# Entries from a visual dataset:
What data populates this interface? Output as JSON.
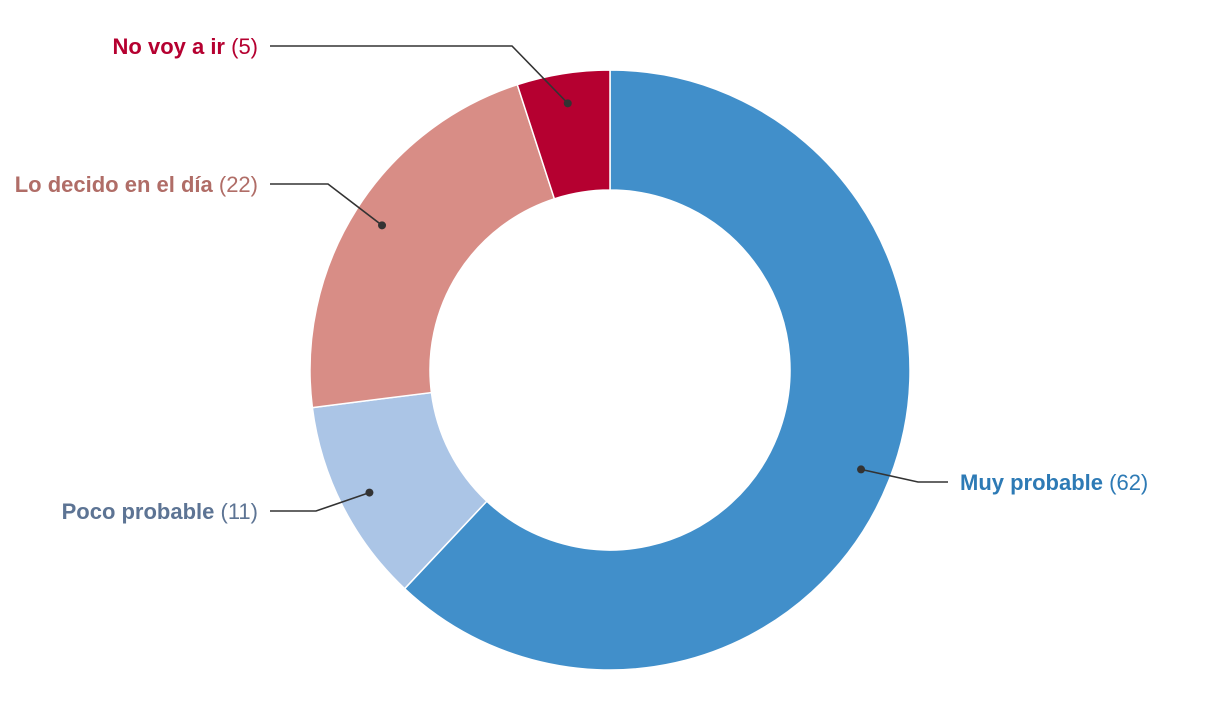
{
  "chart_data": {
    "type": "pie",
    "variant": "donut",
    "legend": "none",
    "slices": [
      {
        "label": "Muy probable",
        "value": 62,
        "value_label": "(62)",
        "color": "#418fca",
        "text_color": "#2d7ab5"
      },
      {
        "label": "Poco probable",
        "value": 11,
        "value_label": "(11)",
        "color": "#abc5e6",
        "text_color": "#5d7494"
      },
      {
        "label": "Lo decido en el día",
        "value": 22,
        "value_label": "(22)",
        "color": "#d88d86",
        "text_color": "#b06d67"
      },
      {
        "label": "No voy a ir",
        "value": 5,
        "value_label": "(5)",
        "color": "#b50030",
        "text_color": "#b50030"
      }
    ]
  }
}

# Exercise objective:
Leave out the pictures and give the listing above again exactly.

# Task answer:
What data populates this interface? Output as JSON.
{
  "chart_data": {
    "type": "pie",
    "variant": "donut",
    "legend": "none",
    "slices": [
      {
        "label": "Muy probable",
        "value": 62,
        "value_label": "(62)",
        "color": "#418fca",
        "text_color": "#2d7ab5"
      },
      {
        "label": "Poco probable",
        "value": 11,
        "value_label": "(11)",
        "color": "#abc5e6",
        "text_color": "#5d7494"
      },
      {
        "label": "Lo decido en el día",
        "value": 22,
        "value_label": "(22)",
        "color": "#d88d86",
        "text_color": "#b06d67"
      },
      {
        "label": "No voy a ir",
        "value": 5,
        "value_label": "(5)",
        "color": "#b50030",
        "text_color": "#b50030"
      }
    ]
  }
}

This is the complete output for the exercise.